→ Extract provided:
OPINION AND ORDER
LEISURE, District Judge :
Defendant Compagnie Nationale Air France ("Air France" or "defendant") moves for dismissal of this action pursuant to Rules 12(b)(1), (2), and (6) of the Federal Rules of Civil Procedure, asserting a lack of subject matter jurisdiction, a lack of personal jurisdiction over the defendant, and plaintiffs' failure to state a claim upon which relief can be granted. Plaintiffs oppose the motion of Air France, but move the Court, in the event that Air France's motion is granted, to stay the proceedings until the plaintiffs have the opportunity to challenge the terms of Air France's filed tariff with the United States Department of Transportation. For the reasons stated below, the defendant's motion is granted in part and denied in part, and the plaintiffs' motion is denied.
The following facts are taken from the allegations in the Complaint,
which must, for the purposes of this motion, be taken as true. On or before September 10, 1995, plaintiffs, Iranian nationals residing as permanent resident aliens in the United States, purchased two round-trip tickets from Air France for travel between New York City and Athens, Greece, connecting through Paris, France. Plaintiffs purchased the tickets from a travel agent on Long Island, New York, and planned the trip as their honeymoon.
Following their visit to Greece, plaintiffs intended to return to New York on September 22, 1995. Their flight from Greece was delayed, and they missed their connection in Paris. At the Charles De Gaulle Airport in Paris, M.B. Franzetti,
a manager for Air France, met the plaintiffs and informed them that the next flight to New York was the following afternoon. Franzetti then told the plaintiffs that Air France would pay for one night's accommodation in a luxury hotel in Paris, since the plaintiffs were newlyweds and their flight schedule was disrupted.
After plaintiffs agreed to this arrangement, Franzetti took their passports and return tickets in order to obtain temporary visas for the couple. Franzetti then had the Nazarians taken to an area of the airport where French immigration officials issue temporary visas. He left the couple alone in line even though they do not speak French.
The French officials denied the application for temporary visas because the Nazarians are Iranians, and arrested them. Officers of the Service Central de la Police de L'Air et des Frontieres (the "Police") then transported the plaintiffs in an armored truck to a locked holding room and denied them food, drink, and the use of a telephone. In the holding room, two male Police officers searched the plaintiffs. When Kamran Nazarian protested that a female officer should search his wife, the officers assaulted him in front of his wife by throwing him against a wall. The Police also pushed a chair into Faranak Nazarian, causing injury and distress.
The Police officers then moved the plaintiffs to a different cell, where they went without food, drink, and the use of a bathroom for the entire night. The Police transported the Nazarians to the airport the next morning, released them at the Air France ticket counter, and returned their tickets, passports, and green cards. The Nazarians then returned to New York on an Air France flight that afternoon.

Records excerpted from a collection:
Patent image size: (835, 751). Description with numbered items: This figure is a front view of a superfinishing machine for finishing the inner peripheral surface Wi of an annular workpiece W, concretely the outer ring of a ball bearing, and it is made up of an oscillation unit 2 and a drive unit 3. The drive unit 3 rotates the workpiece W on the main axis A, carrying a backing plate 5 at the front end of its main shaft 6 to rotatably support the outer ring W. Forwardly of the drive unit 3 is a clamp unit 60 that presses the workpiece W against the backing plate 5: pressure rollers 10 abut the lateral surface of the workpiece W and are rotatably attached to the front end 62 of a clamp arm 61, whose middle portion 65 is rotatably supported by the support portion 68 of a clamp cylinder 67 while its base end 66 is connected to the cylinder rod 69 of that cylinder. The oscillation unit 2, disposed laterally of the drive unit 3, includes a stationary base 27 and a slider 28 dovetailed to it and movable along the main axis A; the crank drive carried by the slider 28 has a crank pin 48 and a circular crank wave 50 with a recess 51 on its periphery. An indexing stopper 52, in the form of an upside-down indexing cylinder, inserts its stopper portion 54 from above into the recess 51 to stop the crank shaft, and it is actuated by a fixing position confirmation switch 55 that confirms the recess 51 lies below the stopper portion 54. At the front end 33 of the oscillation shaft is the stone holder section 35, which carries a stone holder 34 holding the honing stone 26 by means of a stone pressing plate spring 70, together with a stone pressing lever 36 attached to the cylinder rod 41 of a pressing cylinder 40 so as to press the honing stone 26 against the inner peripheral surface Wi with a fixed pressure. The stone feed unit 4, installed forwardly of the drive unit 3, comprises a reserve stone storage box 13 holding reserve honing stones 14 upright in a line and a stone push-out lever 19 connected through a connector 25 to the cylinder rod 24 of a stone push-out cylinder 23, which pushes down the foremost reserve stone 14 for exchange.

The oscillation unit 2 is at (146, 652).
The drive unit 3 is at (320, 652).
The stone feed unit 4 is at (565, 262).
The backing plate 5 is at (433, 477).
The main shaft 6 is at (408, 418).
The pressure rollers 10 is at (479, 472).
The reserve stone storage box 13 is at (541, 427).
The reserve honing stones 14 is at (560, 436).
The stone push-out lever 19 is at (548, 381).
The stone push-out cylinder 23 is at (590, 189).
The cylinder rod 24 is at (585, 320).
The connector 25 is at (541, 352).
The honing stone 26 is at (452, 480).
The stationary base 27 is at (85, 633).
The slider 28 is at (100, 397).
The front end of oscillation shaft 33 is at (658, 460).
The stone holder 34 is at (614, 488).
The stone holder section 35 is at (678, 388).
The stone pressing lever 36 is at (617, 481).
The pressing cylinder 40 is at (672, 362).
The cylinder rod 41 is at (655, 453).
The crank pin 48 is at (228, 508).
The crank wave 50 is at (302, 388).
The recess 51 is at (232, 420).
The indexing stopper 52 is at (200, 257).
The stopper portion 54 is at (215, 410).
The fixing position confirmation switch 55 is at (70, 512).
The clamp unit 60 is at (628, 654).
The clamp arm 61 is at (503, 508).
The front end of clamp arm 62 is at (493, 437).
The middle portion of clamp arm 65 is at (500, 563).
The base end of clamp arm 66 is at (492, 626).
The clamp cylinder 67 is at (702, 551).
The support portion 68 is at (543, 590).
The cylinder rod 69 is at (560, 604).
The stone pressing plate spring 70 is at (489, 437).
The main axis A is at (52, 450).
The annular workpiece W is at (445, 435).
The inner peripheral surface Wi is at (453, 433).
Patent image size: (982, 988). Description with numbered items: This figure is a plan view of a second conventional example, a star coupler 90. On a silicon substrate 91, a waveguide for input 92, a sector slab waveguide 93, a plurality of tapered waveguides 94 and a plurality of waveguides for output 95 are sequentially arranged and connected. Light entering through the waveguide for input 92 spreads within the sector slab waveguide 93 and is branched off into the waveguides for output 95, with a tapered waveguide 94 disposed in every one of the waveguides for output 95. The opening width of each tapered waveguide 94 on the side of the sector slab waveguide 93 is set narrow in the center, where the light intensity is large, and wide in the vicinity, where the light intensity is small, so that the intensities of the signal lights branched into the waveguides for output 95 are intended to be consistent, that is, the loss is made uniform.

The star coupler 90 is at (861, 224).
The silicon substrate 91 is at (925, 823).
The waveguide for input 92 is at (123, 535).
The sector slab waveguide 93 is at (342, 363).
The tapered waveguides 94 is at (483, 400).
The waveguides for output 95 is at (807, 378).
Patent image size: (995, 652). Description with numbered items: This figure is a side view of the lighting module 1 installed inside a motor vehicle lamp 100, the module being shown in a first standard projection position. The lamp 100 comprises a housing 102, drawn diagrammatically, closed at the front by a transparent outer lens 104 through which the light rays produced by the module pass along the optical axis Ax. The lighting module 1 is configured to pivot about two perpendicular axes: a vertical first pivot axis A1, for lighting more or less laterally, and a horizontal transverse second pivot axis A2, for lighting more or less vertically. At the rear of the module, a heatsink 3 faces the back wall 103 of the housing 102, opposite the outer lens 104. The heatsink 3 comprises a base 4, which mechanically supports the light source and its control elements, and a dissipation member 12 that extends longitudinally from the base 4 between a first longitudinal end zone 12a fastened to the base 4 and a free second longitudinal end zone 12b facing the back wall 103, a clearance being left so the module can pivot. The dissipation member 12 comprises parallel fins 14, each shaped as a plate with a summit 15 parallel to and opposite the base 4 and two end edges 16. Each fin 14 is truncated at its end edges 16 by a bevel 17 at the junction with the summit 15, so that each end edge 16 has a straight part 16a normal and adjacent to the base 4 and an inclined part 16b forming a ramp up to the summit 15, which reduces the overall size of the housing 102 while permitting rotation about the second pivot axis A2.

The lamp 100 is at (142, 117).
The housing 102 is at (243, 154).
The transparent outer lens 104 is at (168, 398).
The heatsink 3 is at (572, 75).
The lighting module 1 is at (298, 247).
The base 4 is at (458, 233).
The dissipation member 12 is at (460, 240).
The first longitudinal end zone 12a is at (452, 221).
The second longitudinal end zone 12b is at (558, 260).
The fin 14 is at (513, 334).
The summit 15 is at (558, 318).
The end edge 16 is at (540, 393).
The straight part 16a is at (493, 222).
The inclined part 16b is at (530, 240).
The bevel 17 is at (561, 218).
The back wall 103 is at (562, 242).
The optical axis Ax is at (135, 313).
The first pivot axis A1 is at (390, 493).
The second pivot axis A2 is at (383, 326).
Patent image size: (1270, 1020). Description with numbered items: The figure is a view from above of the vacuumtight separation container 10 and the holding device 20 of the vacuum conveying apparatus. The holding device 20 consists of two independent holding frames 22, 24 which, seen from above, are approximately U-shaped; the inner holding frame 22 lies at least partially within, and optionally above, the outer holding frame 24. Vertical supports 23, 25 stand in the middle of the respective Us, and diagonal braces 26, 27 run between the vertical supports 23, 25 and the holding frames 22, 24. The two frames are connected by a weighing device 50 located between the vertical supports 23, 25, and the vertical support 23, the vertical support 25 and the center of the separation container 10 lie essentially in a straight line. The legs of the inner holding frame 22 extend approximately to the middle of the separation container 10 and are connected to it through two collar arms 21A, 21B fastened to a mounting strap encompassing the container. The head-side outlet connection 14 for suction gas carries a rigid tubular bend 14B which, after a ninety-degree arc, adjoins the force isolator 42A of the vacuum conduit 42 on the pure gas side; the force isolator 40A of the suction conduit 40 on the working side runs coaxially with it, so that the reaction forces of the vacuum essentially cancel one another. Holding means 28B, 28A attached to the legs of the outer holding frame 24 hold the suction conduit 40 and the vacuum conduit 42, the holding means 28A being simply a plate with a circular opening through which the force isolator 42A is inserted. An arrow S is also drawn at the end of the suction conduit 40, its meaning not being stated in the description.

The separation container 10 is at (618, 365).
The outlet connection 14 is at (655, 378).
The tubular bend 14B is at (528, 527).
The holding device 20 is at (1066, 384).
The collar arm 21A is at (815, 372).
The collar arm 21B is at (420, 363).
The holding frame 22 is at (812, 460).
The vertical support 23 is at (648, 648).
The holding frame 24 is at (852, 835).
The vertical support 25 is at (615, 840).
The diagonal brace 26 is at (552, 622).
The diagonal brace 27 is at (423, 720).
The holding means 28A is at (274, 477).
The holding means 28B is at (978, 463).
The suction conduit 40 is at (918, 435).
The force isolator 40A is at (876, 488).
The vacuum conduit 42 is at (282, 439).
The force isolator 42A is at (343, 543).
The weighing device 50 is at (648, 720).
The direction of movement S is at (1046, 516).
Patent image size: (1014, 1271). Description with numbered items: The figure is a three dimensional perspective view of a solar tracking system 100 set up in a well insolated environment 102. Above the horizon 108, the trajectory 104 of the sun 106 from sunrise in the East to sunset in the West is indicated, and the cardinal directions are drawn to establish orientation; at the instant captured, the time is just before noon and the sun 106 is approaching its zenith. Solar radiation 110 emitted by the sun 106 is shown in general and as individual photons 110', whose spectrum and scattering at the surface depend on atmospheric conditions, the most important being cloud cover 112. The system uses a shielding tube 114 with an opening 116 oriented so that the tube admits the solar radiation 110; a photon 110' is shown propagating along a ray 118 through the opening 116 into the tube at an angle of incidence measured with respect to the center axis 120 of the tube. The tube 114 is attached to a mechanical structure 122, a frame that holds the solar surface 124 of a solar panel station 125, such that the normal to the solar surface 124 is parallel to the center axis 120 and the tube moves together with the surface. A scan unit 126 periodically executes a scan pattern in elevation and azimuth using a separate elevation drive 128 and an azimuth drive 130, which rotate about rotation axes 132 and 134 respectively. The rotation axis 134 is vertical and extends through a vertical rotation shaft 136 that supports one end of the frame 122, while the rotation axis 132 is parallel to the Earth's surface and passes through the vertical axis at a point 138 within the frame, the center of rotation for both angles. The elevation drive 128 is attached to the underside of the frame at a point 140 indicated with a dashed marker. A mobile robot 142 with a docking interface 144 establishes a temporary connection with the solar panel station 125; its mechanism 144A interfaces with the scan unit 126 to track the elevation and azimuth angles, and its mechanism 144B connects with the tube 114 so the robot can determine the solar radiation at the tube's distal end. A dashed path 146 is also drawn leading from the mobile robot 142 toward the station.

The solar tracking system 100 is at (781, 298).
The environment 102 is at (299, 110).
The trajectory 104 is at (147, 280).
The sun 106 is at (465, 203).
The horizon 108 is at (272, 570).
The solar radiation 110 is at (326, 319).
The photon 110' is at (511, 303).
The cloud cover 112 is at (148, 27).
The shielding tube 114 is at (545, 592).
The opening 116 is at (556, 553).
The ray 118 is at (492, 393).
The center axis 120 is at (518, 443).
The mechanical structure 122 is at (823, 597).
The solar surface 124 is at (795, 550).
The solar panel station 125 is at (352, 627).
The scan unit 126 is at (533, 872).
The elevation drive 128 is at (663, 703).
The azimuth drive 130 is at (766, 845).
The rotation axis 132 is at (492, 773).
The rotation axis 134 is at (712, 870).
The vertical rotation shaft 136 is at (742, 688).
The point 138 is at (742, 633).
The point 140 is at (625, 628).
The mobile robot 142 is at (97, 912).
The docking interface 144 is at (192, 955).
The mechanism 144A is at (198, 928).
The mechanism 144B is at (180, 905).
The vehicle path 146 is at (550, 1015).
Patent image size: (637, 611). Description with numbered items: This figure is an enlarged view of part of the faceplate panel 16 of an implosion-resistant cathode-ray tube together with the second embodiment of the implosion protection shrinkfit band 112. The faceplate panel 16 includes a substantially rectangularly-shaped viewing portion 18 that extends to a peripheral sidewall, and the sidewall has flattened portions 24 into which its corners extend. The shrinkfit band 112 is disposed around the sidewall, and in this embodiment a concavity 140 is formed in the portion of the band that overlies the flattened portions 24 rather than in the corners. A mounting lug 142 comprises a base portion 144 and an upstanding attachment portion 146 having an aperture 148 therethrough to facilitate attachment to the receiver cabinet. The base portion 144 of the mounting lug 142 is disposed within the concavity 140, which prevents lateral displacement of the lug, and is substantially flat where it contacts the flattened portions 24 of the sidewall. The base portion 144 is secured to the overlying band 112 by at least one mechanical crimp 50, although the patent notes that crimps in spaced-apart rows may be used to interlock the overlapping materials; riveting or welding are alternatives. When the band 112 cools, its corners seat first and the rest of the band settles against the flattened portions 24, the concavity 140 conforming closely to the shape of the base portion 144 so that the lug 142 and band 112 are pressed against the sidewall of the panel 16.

→ Work instructions:
1 – Answer these questions about the court opinion:
(a) Under which rules does Air France move for dismissal?
(b) On what date did the plaintiffs intend to return to New York?
(c) Why did the French officials deny the application for temporary visas?
2 – Please carry on the court opinion about the Air France case from its final sentence.

→ Answer set:
1 –
(a) Rules 12(b)(1), (2), and (6) of the Federal Rules of Civil Procedure.
(b) September 22, 1995.
(c) Because the Nazarians are Iranians.

2 –
Plaintiffs assert several claims in their Complaint against a number of defendants. Plaintiffs claim that Air France acted negligently by taking their tickets and passports and leaving them at the immigration area, particularly because they do not speak French. Plaintiffs argue that this conduct by Air France breached its duty of care in providing safe passage. The plaintiffs also contend that Air France breached an express promise made by Franzetti, its employee, that Air France would secure temporary visas and provide for overnight lodging and meals. Each plaintiff also seeks damages for false imprisonment, false arrest, intentional infliction of emotional distress, and loss of consortium against Air France, the Republic of France, the Police, and John Doe and Jacques Doe, unknown Police officers.
I. Foreign Sovereign Immunities Act
The Foreign Sovereign Immunities Act ("FSIA") provides the exclusive source of subject matter jurisdiction over claims in United States courts against foreign states and their agencies or instrumentalities. See Republic of Argentina v. Weltover, 504 U.S. 607, 610-11, 119 L. Ed. 2d 394, 112 S. Ct. 2160 (1992). Title 28, United States Code ("U.S.C."), Section 1330 provides:
The district courts shall have original jurisdiction without regard to amount in controversy of any nonjury civil action against a foreign state as defined in section 1603(a) of this title as to any claim for relief in personam with respect to which the foreign state is not entitled to immunity either under sections 1605-1607 of this title or under any applicable international agreement.
Thus, a foreign state, its agents, and its instrumentalities are presumptively immune from suits in the federal courts unless a plaintiff demonstrates that the claim falls within a statutory exception to immunity. See 28 U.S.C. § 1604; see also Verlinden B.V. v. Central Bank of Nigeria, 461 U.S. 480, 488-89, 76 L. Ed. 2d 81, 103 S. Ct. 1962 (1993); Seisay v. Compagnie Nationale Air France, 1997 U.S. Dist. LEXIS 11009, 1997 WL 431084, *4 (S.D.N.Y. July 30, 1997) (Keenan, J.).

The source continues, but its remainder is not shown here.